■ Stated exercise ■
Check each line of the material below, and copy it if it holds the string "default".

■ Exercise material ■
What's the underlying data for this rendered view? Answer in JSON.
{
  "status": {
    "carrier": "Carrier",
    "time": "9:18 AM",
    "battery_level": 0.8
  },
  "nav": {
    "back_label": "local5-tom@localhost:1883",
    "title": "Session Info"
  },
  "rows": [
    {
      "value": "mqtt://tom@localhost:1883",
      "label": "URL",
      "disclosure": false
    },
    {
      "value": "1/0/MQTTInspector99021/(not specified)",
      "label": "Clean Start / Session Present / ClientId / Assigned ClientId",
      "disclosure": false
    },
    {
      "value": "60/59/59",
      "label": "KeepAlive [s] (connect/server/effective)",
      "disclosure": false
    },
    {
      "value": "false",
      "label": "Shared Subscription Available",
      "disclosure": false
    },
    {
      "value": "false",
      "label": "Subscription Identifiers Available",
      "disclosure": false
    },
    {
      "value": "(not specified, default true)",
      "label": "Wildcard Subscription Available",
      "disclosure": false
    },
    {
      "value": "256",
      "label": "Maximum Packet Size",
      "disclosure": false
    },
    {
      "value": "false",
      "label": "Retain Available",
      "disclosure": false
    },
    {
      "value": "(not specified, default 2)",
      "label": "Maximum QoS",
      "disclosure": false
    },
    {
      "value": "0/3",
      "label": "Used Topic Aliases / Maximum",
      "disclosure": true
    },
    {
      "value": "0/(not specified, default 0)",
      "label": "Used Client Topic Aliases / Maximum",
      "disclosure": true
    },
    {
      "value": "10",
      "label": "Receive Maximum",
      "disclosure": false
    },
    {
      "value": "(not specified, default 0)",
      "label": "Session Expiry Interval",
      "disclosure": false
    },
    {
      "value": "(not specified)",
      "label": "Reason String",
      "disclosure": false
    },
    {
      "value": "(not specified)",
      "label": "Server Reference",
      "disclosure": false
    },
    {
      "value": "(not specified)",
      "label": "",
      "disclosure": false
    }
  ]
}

■ Task result ■
      "value": "(not specified, default true)",
      "value": "(not specified, default 2)",
      "value": "0/(not specified, default 0)",
      "value": "(not specified, default 0)",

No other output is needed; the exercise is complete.